* _STATED TASK 1_: According to the VA-HIST archive page, on what date was the message sent?
* _STATED TASK 2_: Extend the VA-HIST message on the legacy of slavery, picking up right after its final question.

* _SUPPLIED TEXT_:

-.-.-

VA-HIST Archives

Discussion of research and writing about Virginia history

VA-HIST@LISTLVA.LIB.VA.US

Options: Use Forum View

Use Monospaced Font
Show Text Part by Default
Show All Mail Headers

Message: [<< First] [< Prev] [Next >] [Last >>]
Topic: [<< First] [< Prev] [Next >] [Last >>]
Author: [<< First] [< Prev] [Next >] [Last >>]

Print Reply
Subject:
From:
Reply To:
Discussion of research and writing about Virginia history <[log in to unmask]>
Date:
Fri, 19 Jan 2007 21:09:02 -0500
Content-Type:
text/plain
Parts/Attachments:
text/plain (76 lines)
Isn't it remotely possible that the legacy of slavery has done
serious harm to all of us?  Moreover, shouldn't we at take
into consideration that there are a great may ways to
acknowledge the evil of slavery, and the complicity of a good
many of our past statesmen, perhaps even most, in its
perpetuation?

-.-.-

* _STORED ROWS_:
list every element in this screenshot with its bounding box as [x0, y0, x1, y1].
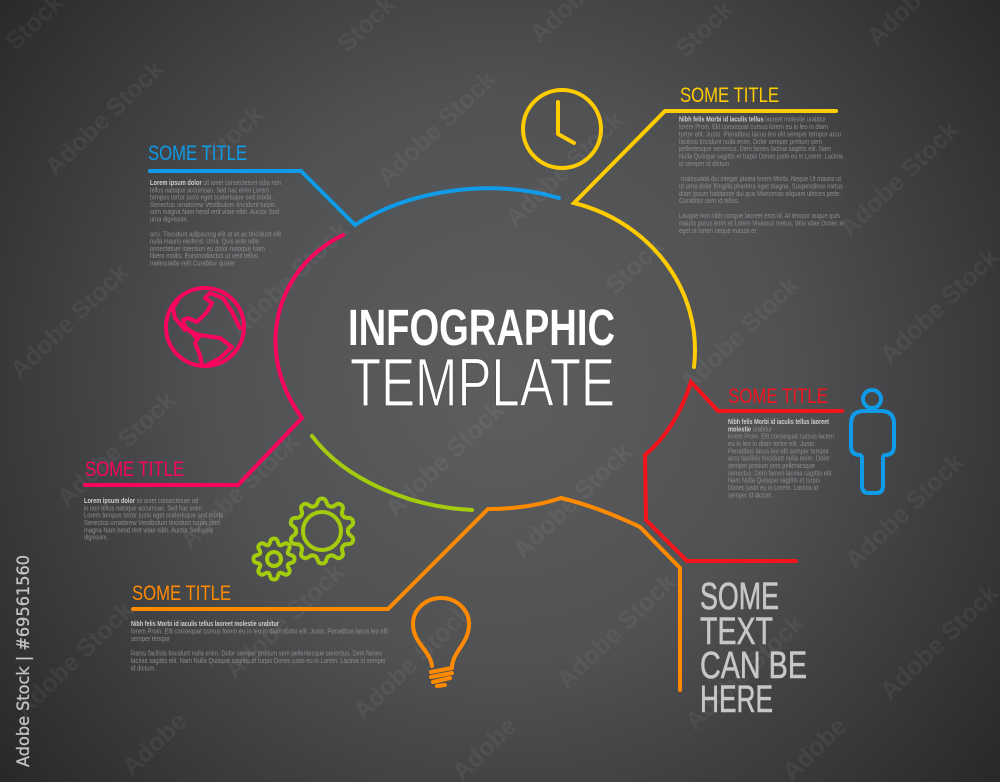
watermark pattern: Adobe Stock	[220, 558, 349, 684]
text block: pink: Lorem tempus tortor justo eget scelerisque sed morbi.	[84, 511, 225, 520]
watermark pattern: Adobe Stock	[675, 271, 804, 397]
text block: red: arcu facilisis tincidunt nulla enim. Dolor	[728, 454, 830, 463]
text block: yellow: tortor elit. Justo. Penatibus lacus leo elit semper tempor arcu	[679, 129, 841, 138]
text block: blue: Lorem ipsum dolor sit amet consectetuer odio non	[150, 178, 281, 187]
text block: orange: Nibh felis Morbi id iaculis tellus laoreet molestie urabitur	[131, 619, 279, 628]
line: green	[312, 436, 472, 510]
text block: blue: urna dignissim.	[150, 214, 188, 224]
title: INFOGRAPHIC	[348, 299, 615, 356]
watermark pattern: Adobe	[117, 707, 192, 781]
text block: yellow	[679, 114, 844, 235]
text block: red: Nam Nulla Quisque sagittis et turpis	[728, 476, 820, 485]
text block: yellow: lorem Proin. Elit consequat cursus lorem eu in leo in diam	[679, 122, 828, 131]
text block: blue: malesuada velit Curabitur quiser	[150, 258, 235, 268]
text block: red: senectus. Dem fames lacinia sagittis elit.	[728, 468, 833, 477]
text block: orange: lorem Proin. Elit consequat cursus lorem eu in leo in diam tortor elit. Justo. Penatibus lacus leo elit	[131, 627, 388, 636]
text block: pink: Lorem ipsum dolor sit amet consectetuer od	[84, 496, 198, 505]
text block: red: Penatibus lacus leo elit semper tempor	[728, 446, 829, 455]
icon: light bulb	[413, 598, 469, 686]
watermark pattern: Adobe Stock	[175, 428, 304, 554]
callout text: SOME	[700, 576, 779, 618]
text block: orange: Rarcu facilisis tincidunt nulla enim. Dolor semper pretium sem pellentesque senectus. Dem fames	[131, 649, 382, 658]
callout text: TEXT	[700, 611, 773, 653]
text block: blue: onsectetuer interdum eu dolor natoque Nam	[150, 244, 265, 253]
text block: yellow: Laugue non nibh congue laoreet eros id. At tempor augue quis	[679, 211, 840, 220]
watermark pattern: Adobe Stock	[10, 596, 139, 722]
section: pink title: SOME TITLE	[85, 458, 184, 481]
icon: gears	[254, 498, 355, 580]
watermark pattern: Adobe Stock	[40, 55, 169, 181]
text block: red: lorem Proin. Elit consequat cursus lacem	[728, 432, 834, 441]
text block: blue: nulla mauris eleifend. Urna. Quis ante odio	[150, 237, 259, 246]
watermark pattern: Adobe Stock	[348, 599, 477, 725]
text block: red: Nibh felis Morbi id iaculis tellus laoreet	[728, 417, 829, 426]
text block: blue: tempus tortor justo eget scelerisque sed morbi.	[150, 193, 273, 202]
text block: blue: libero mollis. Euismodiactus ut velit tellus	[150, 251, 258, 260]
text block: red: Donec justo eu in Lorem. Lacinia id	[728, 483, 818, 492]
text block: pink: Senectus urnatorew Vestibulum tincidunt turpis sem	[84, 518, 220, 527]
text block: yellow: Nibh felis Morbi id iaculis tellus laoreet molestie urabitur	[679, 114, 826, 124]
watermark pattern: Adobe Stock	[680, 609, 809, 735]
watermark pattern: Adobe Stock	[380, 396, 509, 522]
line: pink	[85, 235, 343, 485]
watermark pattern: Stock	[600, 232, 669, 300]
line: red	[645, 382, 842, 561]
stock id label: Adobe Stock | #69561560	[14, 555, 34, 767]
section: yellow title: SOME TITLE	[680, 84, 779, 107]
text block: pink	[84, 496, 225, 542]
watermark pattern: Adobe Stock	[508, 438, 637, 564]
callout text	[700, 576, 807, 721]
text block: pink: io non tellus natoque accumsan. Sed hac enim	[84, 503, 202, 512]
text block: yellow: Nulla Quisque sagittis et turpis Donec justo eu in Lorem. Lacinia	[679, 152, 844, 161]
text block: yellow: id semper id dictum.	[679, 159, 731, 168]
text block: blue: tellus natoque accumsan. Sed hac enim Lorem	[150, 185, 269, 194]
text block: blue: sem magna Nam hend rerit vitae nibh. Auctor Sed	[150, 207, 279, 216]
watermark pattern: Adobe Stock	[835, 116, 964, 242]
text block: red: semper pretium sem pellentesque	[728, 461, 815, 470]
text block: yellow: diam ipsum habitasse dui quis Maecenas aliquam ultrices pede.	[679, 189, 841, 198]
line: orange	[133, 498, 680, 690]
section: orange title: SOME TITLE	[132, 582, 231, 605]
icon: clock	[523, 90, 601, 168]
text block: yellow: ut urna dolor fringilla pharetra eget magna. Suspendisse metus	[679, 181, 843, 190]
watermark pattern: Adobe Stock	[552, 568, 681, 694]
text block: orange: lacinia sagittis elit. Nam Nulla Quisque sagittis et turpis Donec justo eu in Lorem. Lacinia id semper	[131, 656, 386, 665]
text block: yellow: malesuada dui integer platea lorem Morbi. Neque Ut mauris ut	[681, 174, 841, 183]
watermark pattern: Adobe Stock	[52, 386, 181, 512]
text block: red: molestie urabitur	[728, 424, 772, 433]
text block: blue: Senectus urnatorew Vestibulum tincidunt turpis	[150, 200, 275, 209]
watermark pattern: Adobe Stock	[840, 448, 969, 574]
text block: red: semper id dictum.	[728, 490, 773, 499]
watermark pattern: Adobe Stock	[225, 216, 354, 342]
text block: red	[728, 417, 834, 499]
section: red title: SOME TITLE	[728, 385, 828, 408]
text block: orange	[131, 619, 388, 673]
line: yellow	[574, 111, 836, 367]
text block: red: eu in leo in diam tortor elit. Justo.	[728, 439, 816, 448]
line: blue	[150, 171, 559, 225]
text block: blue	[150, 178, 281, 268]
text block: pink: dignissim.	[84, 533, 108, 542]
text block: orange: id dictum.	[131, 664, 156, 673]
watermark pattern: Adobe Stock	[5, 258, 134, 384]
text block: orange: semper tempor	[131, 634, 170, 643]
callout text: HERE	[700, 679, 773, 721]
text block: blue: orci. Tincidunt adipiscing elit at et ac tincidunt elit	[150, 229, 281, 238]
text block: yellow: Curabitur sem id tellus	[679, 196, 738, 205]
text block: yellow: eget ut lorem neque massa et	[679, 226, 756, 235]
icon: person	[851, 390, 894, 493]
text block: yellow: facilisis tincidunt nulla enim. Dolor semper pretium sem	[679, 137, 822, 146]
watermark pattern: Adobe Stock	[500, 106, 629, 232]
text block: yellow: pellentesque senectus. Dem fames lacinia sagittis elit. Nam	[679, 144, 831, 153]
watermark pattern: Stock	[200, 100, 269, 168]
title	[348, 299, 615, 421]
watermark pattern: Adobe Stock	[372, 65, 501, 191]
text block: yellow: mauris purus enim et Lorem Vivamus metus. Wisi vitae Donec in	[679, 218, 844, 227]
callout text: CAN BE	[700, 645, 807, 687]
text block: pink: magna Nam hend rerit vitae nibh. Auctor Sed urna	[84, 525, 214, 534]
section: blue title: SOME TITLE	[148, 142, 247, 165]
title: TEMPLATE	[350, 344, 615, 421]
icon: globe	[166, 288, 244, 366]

-.-.-

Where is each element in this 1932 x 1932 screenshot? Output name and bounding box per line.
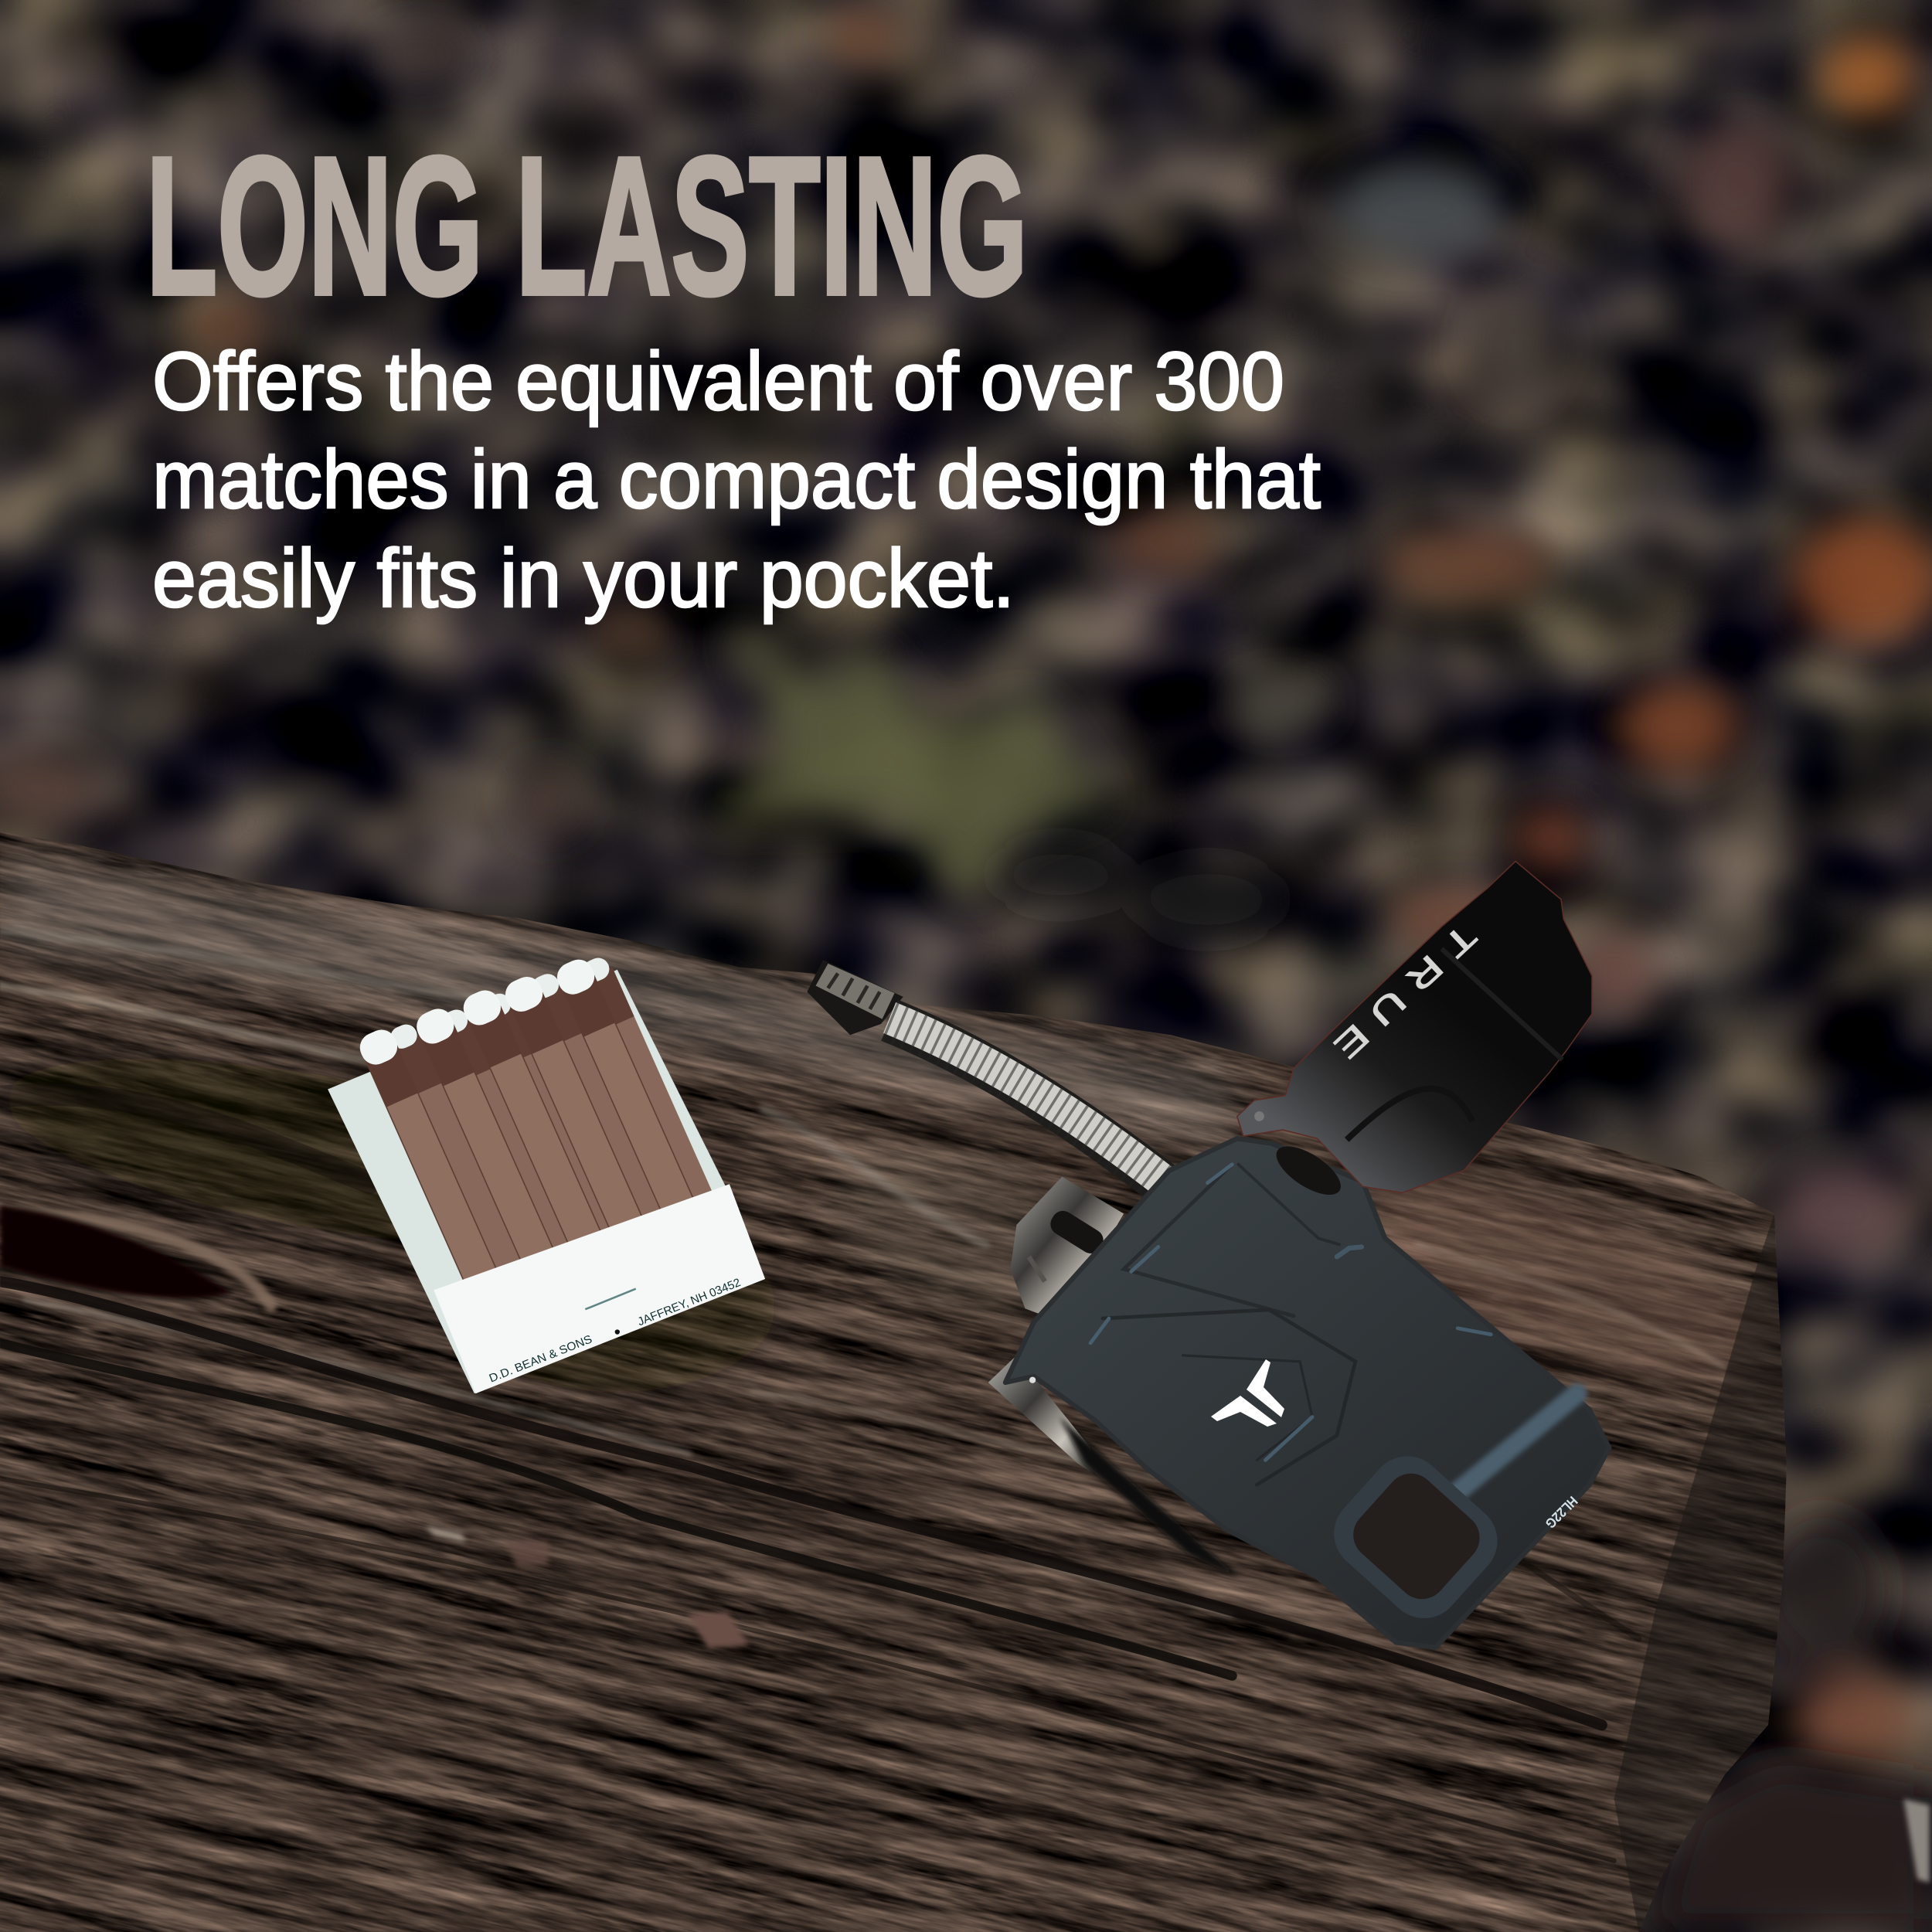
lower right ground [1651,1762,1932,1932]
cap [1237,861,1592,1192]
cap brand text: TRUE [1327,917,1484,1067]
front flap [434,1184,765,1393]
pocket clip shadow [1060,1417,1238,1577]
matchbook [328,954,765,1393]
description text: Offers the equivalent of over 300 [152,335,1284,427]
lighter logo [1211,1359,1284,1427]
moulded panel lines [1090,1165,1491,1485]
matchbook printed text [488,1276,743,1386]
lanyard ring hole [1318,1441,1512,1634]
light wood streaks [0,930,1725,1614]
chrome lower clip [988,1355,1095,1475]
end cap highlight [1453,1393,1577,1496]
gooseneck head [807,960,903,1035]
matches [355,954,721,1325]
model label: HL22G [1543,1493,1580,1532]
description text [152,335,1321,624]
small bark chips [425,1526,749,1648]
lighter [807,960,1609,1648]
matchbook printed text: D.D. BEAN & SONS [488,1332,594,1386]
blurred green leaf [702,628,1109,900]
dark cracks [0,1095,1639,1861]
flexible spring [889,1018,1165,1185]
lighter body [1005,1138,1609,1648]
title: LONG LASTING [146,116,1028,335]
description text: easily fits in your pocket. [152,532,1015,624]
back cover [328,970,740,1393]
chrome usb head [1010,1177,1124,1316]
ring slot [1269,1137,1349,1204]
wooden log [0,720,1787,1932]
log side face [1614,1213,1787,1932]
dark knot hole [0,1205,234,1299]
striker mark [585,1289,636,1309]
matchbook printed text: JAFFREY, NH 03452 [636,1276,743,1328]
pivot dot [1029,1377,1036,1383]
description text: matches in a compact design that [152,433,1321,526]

-.-.-

* _TASK OUTPUT 1_: Fri, 19 Jan 2007 21:09:02 -0500

* _TASK OUTPUT 2_:
The issue of slavery, and the damage it has done to all
Americans, is deeply engrained in our nation's history.  We
can, broadly speaking, refer to the American political
tradition as a species of liberalism.  Those of our ancestors
who wanted to reconcile the ownership of slaves with the
social contractarian liberalism of the founders faced a tricky
problem.  They solved it by emphasizing the paternal
benevolence of slavery, and the perpetual childlike nature of
those people qualified to be enslaved.  Guys like John C.
Calhoun (or in Virginia, Stringfellow, Dew, or Fitzhugh)
suggested that slavery was good for the slaves because it
civilized and christianized them, just so long, of course, as
they remained under the paternal supervision of the slave
owners.  The character of American racism stems from this
brilliant synthesis of liberalism and its antithesis--the
slave could not be entrusted to exercise responsible adult
self-government, and thus was unfit for citizenship.

Its a mistake then to call racism "illiberal."  Rather, the
peculiar nature of American racism derives from the effort
that its most able advocates extended to reconcile the
circumstances of perpetual chattel plantation slavery with the
liberalism of Locke, and after him Adams, Jefferson, Madison,
and the rest of the founders.  What had been a racism based on
English ethno-centrism became fused with the American liberal
tradition.  Or to put it another way, the corruption
represented by slavery extended pretty deeply into various
influential strains of American political thought.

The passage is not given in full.